==== Dataset ====

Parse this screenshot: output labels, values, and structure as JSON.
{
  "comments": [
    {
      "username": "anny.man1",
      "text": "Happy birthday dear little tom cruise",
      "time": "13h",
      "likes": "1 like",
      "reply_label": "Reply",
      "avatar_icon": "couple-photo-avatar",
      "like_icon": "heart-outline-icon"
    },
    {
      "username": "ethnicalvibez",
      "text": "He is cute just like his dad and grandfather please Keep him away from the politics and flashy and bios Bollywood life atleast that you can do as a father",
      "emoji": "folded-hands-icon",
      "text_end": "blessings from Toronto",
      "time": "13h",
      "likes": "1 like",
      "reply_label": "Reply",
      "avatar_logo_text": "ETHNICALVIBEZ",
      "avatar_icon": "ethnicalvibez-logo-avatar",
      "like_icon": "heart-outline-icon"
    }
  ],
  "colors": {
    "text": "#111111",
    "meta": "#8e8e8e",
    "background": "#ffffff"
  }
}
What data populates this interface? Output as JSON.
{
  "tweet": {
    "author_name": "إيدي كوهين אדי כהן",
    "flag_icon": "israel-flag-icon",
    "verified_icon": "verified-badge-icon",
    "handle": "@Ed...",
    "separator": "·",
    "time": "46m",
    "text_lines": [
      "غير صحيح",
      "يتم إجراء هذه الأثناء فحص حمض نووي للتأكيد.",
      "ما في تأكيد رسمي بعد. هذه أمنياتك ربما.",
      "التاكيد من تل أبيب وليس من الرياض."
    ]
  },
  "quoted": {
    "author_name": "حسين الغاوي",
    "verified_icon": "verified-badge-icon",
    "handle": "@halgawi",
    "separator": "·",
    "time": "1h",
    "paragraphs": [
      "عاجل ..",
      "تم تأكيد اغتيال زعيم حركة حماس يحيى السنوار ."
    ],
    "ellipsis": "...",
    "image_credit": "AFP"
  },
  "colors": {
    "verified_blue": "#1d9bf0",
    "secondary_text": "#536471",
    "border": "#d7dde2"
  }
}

====

Copy each line that holds the word "JSON".

• Answer for this exercise
Parse this screenshot: output labels, values, and structure as JSON.
What data populates this interface? Output as JSON.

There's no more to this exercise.